──────── ENTRIES SUPPLIED ────────

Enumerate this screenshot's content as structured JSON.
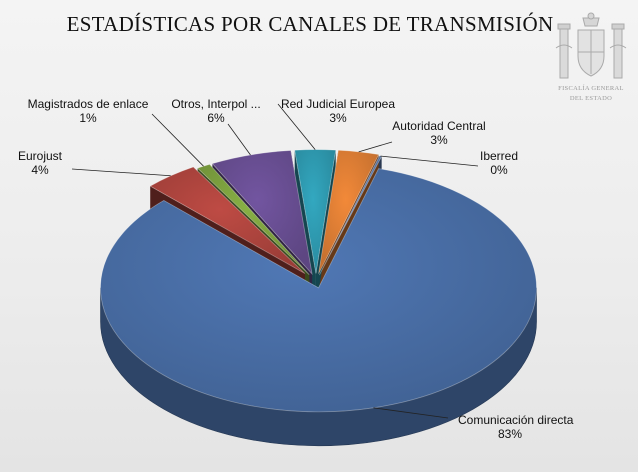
{
  "title": "ESTADÍSTICAS POR CANALES DE TRANSMISIÓN",
  "emblem": {
    "line1": "FISCALÍA GENERAL",
    "line2": "DEL ESTADO"
  },
  "chart_data": {
    "type": "pie",
    "title": "ESTADÍSTICAS POR CANALES DE TRANSMISIÓN",
    "legend": "none",
    "three_d": true,
    "slices": [
      {
        "label": "Comunicación directa",
        "value": 83,
        "display": "83%",
        "color": "#4a6fa8"
      },
      {
        "label": "Eurojust",
        "value": 4,
        "display": "4%",
        "color": "#b0453f"
      },
      {
        "label": "Magistrados de enlace",
        "value": 1,
        "display": "1%",
        "color": "#7ea340"
      },
      {
        "label": "Otros, Interpol ...",
        "value": 6,
        "display": "6%",
        "color": "#6a4f94"
      },
      {
        "label": "Red Judicial Europea",
        "value": 3,
        "display": "3%",
        "color": "#2f9cb2"
      },
      {
        "label": "Autoridad Central",
        "value": 3,
        "display": "3%",
        "color": "#e07f35"
      },
      {
        "label": "Iberred",
        "value": 0,
        "display": "0%",
        "color": "#5d7fb5"
      }
    ]
  }
}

────────

**PROBLEM**.
Write out each line of the data exactly; the images should be left out.

**TASK RESPONSE**.
Enumerate this screenshot's content as structured JSON.
{
  "title": "ESTADÍSTICAS POR CANALES DE TRANSMISIÓN",
  "emblem": {
    "line1": "FISCALÍA GENERAL",
    "line2": "DEL ESTADO"
  },
  "chart_data": {
    "type": "pie",
    "title": "ESTADÍSTICAS POR CANALES DE TRANSMISIÓN",
    "legend": "none",
    "three_d": true,
    "slices": [
      {
        "label": "Comunicación directa",
        "value": 83,
        "display": "83%",
        "color": "#4a6fa8"
      },
      {
        "label": "Eurojust",
        "value": 4,
        "display": "4%",
        "color": "#b0453f"
      },
      {
        "label": "Magistrados de enlace",
        "value": 1,
        "display": "1%",
        "color": "#7ea340"
      },
      {
        "label": "Otros, Interpol ...",
        "value": 6,
        "display": "6%",
        "color": "#6a4f94"
      },
      {
        "label": "Red Judicial Europea",
        "value": 3,
        "display": "3%",
        "color": "#2f9cb2"
      },
      {
        "label": "Autoridad Central",
        "value": 3,
        "display": "3%",
        "color": "#e07f35"
      },
      {
        "label": "Iberred",
        "value": 0,
        "display": "0%",
        "color": "#5d7fb5"
      }
    ]
  }
}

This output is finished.